— The task —
Copy each line of the records that holds the string "title".
── Dataset extract ──
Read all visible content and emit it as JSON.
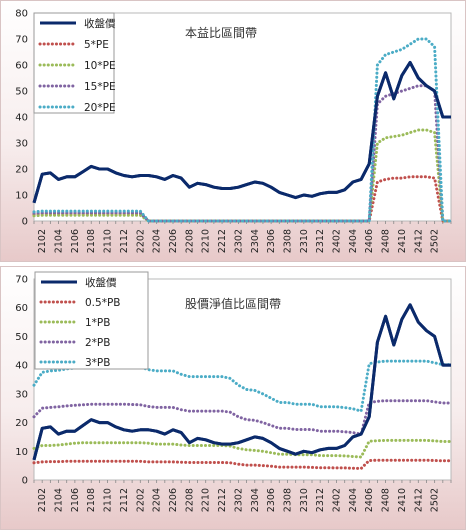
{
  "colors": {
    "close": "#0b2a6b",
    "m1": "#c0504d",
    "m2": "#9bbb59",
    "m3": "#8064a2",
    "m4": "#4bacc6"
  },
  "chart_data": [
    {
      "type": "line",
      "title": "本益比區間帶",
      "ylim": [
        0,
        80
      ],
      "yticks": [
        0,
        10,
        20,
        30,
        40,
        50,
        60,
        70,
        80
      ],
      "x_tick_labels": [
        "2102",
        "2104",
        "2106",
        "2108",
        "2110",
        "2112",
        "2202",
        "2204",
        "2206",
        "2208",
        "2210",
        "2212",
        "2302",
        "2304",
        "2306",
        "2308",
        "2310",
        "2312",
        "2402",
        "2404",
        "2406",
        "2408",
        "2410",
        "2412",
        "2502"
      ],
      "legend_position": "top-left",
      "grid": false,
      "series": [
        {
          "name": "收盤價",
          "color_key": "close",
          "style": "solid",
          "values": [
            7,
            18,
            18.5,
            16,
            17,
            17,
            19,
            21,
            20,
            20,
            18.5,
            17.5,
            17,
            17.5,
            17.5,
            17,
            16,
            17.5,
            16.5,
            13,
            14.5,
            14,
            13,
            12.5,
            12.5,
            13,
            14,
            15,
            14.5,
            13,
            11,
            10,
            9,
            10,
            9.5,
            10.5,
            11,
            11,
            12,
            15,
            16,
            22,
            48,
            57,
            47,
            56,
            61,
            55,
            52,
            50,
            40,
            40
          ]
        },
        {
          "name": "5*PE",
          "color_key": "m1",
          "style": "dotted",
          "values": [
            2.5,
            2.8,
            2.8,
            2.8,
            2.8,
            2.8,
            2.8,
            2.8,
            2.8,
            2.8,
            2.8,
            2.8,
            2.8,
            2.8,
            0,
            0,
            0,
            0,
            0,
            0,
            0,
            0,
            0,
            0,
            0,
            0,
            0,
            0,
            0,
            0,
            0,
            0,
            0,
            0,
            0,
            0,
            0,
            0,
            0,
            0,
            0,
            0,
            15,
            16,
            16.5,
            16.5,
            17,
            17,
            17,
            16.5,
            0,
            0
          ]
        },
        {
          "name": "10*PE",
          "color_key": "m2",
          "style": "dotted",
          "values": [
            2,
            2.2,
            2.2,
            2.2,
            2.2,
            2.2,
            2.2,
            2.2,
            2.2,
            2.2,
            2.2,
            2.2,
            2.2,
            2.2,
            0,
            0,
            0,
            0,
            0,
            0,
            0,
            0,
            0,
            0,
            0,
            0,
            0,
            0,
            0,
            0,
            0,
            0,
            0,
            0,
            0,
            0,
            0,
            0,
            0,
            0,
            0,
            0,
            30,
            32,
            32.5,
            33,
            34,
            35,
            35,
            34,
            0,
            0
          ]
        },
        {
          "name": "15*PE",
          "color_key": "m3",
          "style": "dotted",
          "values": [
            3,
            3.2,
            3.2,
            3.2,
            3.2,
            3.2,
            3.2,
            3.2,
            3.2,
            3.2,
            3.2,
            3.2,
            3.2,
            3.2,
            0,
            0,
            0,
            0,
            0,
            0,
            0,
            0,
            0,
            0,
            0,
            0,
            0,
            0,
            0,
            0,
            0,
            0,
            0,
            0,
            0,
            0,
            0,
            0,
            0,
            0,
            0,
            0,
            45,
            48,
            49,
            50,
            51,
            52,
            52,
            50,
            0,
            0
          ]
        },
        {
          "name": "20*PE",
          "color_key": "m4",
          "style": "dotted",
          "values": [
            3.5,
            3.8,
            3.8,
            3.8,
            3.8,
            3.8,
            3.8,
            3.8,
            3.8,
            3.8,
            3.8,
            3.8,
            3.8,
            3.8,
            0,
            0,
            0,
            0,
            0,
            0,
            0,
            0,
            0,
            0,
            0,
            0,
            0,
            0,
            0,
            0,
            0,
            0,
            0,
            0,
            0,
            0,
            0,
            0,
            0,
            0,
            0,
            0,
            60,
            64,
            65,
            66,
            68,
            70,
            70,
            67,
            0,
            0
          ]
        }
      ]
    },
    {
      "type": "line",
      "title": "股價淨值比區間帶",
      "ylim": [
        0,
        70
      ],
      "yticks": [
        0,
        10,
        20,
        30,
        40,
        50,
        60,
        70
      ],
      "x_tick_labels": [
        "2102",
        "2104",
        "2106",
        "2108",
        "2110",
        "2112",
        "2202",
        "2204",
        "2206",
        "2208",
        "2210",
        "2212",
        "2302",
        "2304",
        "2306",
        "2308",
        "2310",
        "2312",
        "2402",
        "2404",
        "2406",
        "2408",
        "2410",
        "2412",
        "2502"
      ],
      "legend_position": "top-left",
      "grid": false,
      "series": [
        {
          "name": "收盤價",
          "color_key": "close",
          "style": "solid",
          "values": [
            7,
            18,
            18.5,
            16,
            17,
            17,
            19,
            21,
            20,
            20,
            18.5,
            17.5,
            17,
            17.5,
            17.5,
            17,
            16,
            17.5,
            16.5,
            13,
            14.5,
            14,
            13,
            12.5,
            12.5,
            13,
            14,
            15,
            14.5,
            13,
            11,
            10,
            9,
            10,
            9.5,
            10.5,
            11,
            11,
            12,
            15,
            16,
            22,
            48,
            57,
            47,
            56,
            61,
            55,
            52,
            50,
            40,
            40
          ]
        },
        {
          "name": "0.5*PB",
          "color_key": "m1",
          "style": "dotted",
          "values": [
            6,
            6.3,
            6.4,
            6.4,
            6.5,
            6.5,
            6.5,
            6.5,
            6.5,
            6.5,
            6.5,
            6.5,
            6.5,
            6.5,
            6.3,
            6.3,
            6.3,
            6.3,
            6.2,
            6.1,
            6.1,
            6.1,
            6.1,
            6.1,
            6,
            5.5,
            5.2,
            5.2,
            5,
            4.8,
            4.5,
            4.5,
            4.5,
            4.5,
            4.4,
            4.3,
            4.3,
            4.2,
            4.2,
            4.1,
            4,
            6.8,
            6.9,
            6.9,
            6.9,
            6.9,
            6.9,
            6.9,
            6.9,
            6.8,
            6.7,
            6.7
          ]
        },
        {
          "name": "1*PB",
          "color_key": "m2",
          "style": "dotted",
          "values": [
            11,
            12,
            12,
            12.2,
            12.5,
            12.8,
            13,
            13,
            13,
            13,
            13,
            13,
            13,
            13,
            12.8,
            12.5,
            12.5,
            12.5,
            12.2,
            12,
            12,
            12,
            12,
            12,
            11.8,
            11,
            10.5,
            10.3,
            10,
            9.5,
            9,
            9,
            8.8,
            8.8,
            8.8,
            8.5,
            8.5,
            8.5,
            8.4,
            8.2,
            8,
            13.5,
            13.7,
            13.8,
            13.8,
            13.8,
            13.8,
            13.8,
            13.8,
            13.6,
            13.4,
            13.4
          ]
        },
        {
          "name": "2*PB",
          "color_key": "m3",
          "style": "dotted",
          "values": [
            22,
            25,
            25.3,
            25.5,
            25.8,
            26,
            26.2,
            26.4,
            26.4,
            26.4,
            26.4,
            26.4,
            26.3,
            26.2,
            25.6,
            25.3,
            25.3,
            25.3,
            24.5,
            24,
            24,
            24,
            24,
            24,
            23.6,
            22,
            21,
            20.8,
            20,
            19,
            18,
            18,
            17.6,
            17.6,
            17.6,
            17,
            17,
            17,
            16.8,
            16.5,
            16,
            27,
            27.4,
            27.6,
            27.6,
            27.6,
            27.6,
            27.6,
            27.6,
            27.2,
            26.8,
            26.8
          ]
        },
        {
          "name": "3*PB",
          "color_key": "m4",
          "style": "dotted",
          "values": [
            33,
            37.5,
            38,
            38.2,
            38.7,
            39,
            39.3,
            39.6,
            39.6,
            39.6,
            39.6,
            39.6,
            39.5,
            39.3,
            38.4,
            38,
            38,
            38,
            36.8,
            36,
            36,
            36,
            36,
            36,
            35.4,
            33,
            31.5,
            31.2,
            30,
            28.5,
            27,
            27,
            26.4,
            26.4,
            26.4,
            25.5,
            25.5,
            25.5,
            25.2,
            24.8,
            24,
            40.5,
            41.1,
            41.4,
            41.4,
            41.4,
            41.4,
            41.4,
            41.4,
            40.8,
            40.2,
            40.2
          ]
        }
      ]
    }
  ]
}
───
── Dataset extract ──
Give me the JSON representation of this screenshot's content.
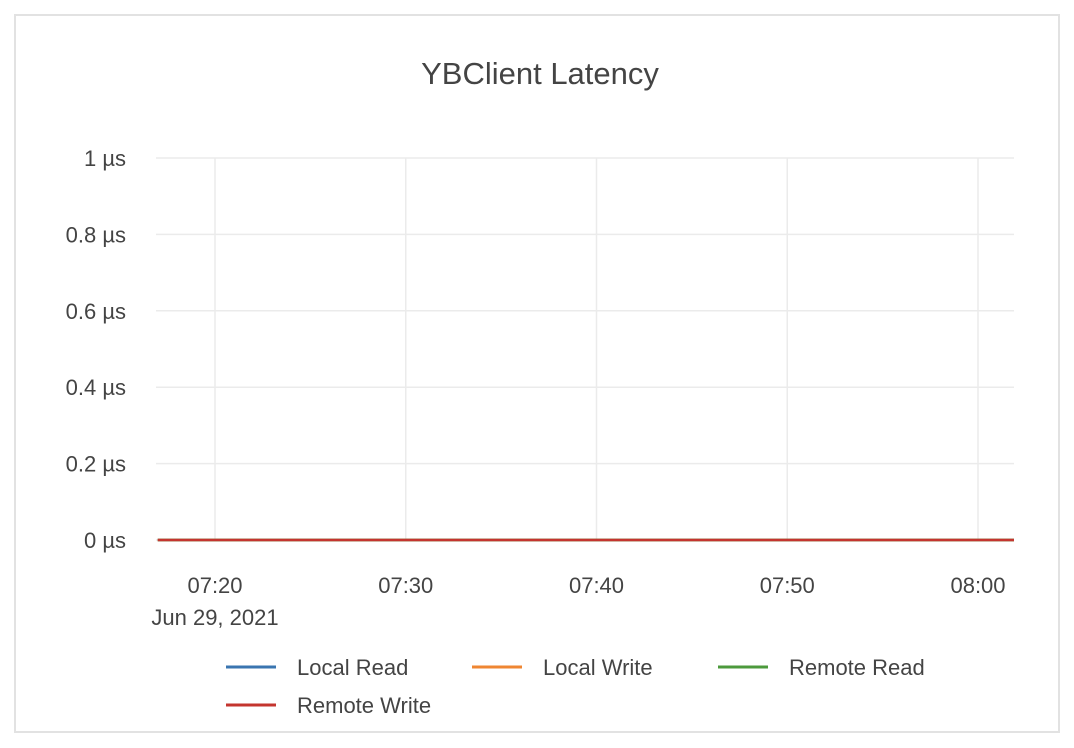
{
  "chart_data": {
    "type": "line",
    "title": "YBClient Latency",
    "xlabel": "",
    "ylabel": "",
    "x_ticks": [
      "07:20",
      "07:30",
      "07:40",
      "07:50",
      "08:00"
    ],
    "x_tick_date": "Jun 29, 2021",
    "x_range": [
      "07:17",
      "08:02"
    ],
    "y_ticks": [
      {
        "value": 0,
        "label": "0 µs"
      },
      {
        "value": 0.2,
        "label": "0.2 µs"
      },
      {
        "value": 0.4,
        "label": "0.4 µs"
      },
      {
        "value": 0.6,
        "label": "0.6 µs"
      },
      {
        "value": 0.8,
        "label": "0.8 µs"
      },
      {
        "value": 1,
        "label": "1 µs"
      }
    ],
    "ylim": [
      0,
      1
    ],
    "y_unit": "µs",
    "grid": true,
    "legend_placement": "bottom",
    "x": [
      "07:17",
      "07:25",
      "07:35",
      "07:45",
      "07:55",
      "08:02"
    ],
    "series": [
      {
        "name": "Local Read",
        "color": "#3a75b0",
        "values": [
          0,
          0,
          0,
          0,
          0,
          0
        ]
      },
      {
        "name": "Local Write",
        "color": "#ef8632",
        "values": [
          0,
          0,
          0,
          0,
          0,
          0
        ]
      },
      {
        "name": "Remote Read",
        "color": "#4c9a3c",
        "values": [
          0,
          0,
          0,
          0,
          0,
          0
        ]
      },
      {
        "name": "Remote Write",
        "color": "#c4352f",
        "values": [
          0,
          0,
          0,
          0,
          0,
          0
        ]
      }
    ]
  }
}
───
── Dataset extract ──
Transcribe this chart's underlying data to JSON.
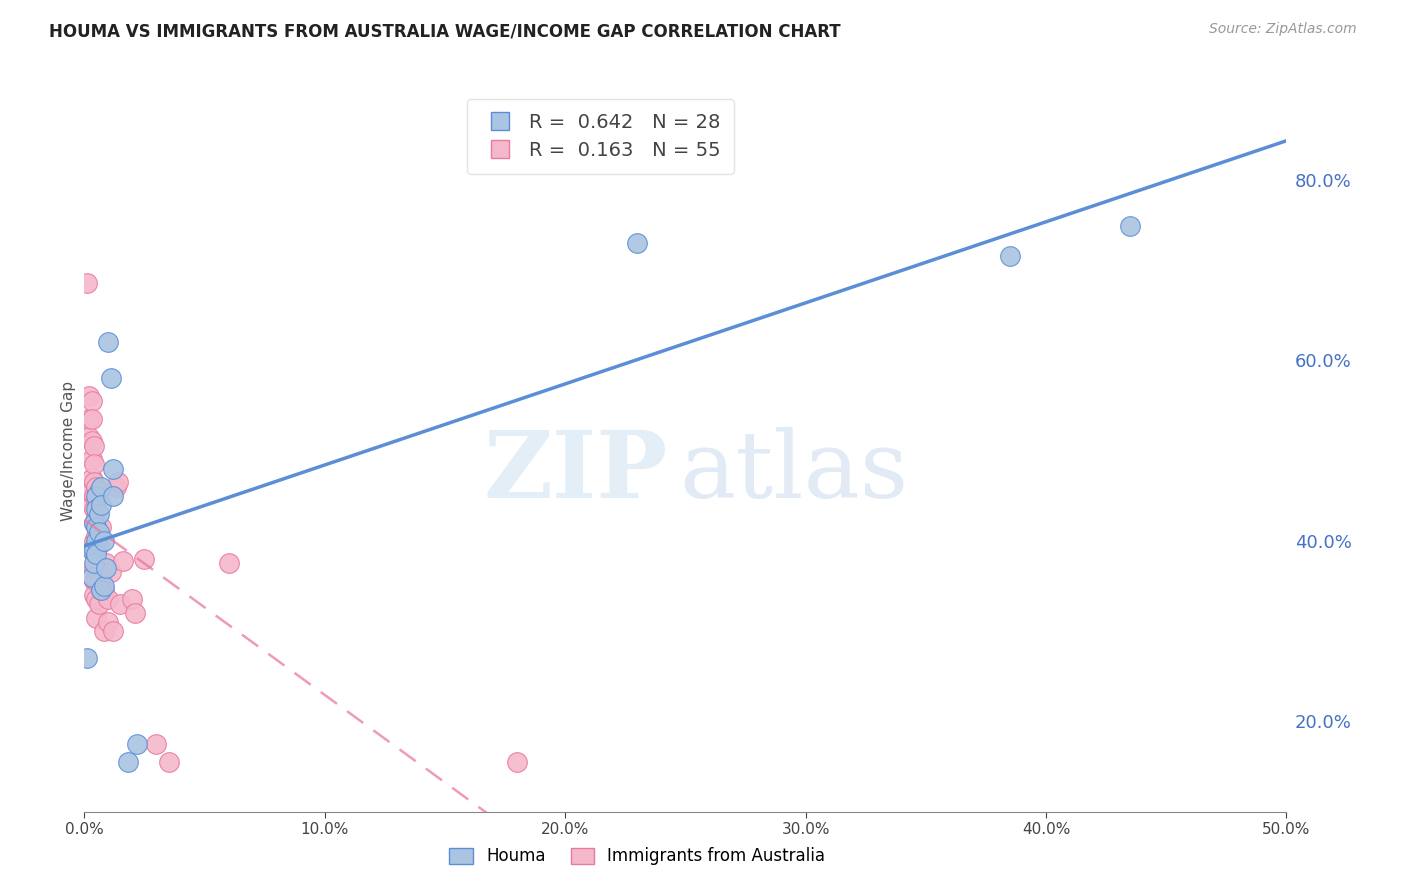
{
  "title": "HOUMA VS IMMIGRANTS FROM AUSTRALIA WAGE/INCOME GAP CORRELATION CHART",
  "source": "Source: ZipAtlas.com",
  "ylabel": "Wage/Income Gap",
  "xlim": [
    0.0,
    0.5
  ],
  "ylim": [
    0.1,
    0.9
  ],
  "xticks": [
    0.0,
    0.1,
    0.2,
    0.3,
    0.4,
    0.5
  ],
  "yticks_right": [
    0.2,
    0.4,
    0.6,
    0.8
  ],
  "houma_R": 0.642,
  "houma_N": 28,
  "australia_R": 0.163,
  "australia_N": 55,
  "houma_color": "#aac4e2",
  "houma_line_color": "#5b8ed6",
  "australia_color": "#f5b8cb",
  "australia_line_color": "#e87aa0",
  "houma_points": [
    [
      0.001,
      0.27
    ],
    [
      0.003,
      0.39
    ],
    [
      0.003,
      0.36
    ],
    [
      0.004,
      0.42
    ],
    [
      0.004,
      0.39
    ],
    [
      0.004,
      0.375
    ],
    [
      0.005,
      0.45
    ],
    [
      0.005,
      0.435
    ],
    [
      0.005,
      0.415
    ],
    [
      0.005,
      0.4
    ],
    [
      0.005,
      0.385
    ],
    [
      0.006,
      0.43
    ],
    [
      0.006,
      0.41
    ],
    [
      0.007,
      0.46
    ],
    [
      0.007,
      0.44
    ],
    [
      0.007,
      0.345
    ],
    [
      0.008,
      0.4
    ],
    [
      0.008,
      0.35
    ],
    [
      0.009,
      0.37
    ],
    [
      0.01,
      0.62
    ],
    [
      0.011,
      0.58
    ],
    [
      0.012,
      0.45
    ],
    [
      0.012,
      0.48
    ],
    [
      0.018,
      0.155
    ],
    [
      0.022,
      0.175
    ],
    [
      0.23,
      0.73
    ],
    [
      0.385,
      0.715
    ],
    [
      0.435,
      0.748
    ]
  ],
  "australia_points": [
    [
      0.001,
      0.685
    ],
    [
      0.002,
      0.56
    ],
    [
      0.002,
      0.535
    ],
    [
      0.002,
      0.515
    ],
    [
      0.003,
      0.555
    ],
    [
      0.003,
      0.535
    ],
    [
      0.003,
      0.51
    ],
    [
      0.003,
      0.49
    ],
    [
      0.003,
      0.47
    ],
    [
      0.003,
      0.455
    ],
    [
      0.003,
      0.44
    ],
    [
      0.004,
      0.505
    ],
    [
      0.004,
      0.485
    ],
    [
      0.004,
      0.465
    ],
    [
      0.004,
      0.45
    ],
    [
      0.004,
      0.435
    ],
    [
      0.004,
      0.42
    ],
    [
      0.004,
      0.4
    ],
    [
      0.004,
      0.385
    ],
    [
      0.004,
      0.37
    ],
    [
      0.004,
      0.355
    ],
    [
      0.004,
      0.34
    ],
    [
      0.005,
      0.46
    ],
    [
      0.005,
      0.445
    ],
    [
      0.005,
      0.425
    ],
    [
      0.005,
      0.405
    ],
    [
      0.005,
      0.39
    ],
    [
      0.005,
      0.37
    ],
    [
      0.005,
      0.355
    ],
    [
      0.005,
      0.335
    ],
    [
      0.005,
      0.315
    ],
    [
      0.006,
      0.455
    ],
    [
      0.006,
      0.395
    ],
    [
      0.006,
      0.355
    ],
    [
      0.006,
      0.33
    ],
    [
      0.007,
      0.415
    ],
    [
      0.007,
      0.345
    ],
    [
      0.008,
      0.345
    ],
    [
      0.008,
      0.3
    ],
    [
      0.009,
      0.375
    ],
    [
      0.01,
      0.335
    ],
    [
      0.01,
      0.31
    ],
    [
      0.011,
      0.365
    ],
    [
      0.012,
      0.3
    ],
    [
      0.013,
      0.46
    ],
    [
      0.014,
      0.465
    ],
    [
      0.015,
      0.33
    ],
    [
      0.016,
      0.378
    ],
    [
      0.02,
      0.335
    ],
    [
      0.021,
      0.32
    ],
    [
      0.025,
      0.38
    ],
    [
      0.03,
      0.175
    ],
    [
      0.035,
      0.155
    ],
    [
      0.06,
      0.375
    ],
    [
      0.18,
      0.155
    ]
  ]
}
───
— Result for this task —
      "title": "本益比區間帶",
      "title": "股價淨值比區間帶",
    "title": "YBClient Latency",
  "title": "HOUMA VS IMMIGRANTS FROM AUSTRALIA WAGE/INCOME GAP CORRELATION CHART",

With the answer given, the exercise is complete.